Stated goal
Retype the data that follows line by line, exactly, and leave its pictures out.

Extracted data
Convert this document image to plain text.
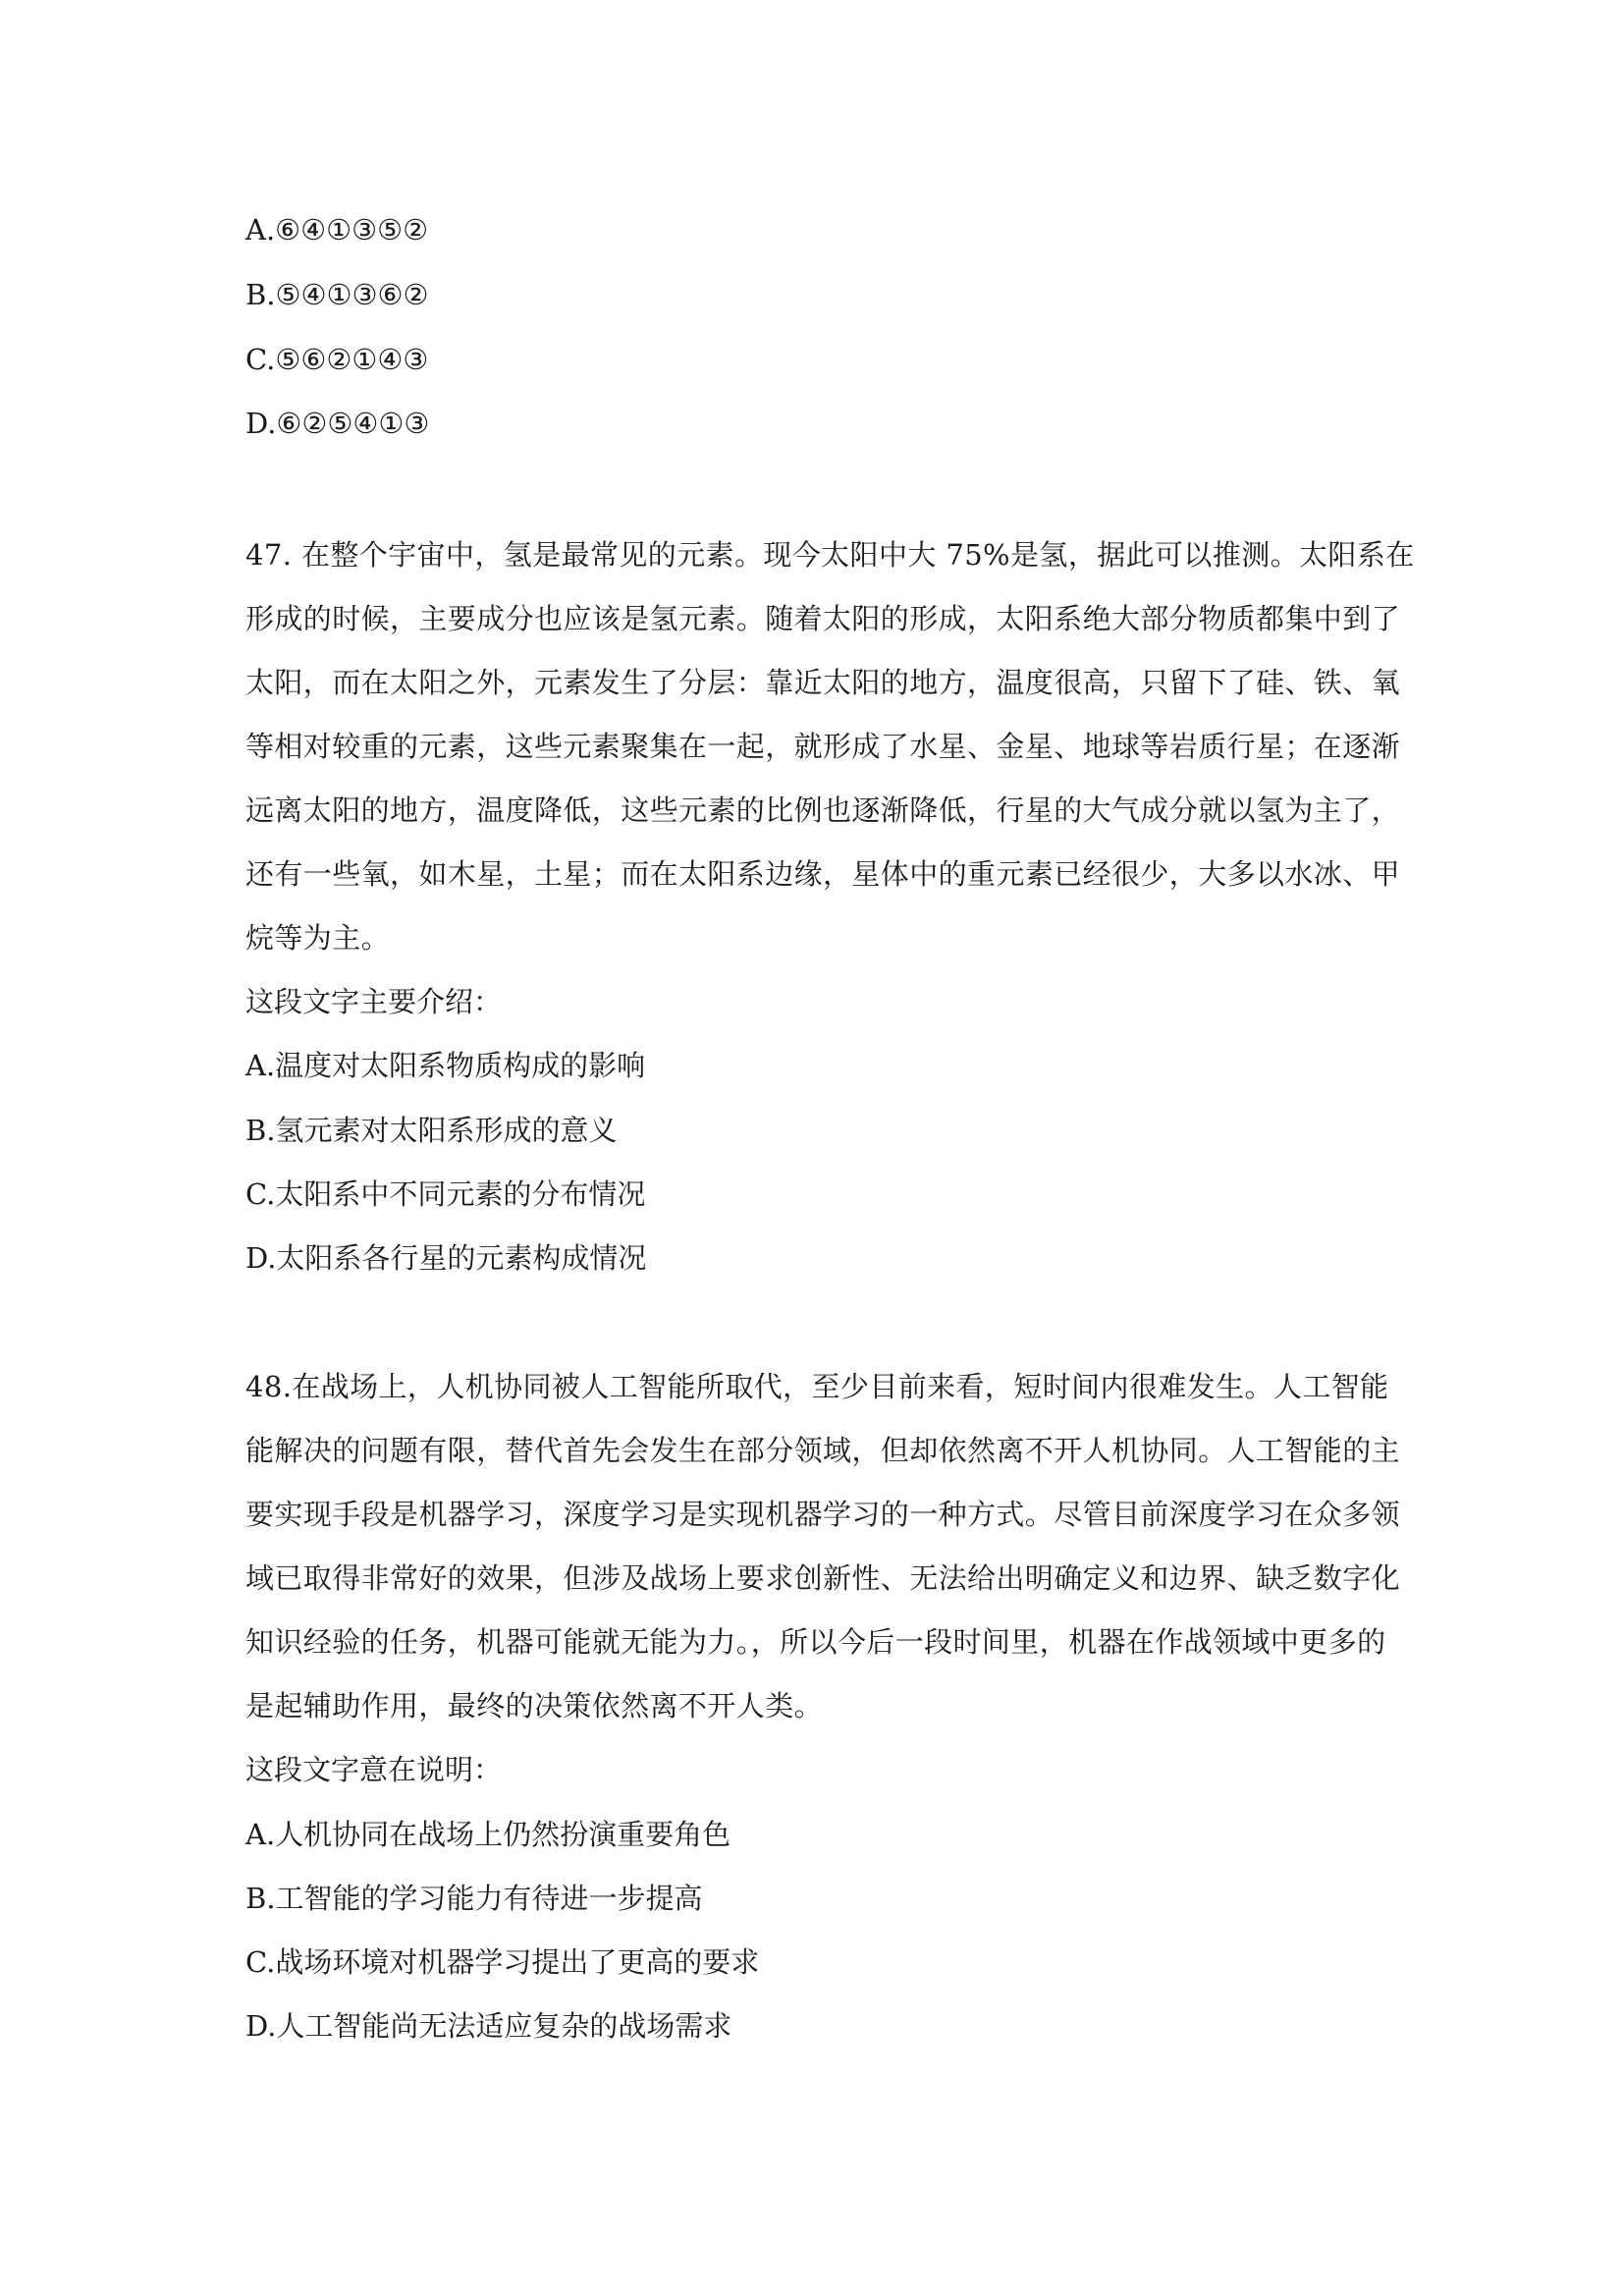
A.⑥④①③⑤②
B.⑤④①③⑥②
C.⑤⑥②①④③
D.⑥②⑤④①③
47. 在整个宇宙中，氢是最常见的元素。现今太阳中大 75%是氢，据此可以推测。太阳系在
形成的时候，主要成分也应该是氢元素。随着太阳的形成，太阳系绝大部分物质都集中到了
太阳，而在太阳之外，元素发生了分层：靠近太阳的地方，温度很高，只留下了硅、铁、氧
等相对较重的元素，这些元素聚集在一起，就形成了水星、金星、地球等岩质行星；在逐渐
远离太阳的地方，温度降低，这些元素的比例也逐渐降低，行星的大气成分就以氢为主了，
还有一些氧，如木星，土星；而在太阳系边缘，星体中的重元素已经很少，大多以水冰、甲
烷等为主。
这段文字主要介绍：
A.温度对太阳系物质构成的影响
B.氢元素对太阳系形成的意义
C.太阳系中不同元素的分布情况
D.太阳系各行星的元素构成情况
48.在战场上，人机协同被人工智能所取代，至少目前来看，短时间内很难发生。人工智能
能解决的问题有限，替代首先会发生在部分领域，但却依然离不开人机协同。人工智能的主
要实现手段是机器学习，深度学习是实现机器学习的一种方式。尽管目前深度学习在众多领
域已取得非常好的效果，但涉及战场上要求创新性、无法给出明确定义和边界、缺乏数字化
知识经验的任务，机器可能就无能为力。，所以今后一段时间里，机器在作战领域中更多的
是起辅助作用，最终的决策依然离不开人类。
这段文字意在说明：
A.人机协同在战场上仍然扮演重要角色
B.工智能的学习能力有待进一步提高
C.战场环境对机器学习提出了更高的要求
D.人工智能尚无法适应复杂的战场需求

Answer to the problem
Convert this document image to plain text.
A.⑥④①③⑤②
B.⑤④①③⑥②
C.⑤⑥②①④③
D.⑥②⑤④①③
47. 在整个宇宙中，氢是最常见的元素。现今太阳中大 75%是氢，据此可以推测。太阳系在
形成的时候，主要成分也应该是氢元素。随着太阳的形成，太阳系绝大部分物质都集中到了
太阳，而在太阳之外，元素发生了分层：靠近太阳的地方，温度很高，只留下了硅、铁、氧
等相对较重的元素，这些元素聚集在一起，就形成了水星、金星、地球等岩质行星；在逐渐
远离太阳的地方，温度降低，这些元素的比例也逐渐降低，行星的大气成分就以氢为主了，
还有一些氧，如木星，土星；而在太阳系边缘，星体中的重元素已经很少，大多以水冰、甲
烷等为主。
这段文字主要介绍：
A.温度对太阳系物质构成的影响
B.氢元素对太阳系形成的意义
C.太阳系中不同元素的分布情况
D.太阳系各行星的元素构成情况
48.在战场上，人机协同被人工智能所取代，至少目前来看，短时间内很难发生。人工智能
能解决的问题有限，替代首先会发生在部分领域，但却依然离不开人机协同。人工智能的主
要实现手段是机器学习，深度学习是实现机器学习的一种方式。尽管目前深度学习在众多领
域已取得非常好的效果，但涉及战场上要求创新性、无法给出明确定义和边界、缺乏数字化
知识经验的任务，机器可能就无能为力。，所以今后一段时间里，机器在作战领域中更多的
是起辅助作用，最终的决策依然离不开人类。
这段文字意在说明：
A.人机协同在战场上仍然扮演重要角色
B.工智能的学习能力有待进一步提高
C.战场环境对机器学习提出了更高的要求
D.人工智能尚无法适应复杂的战场需求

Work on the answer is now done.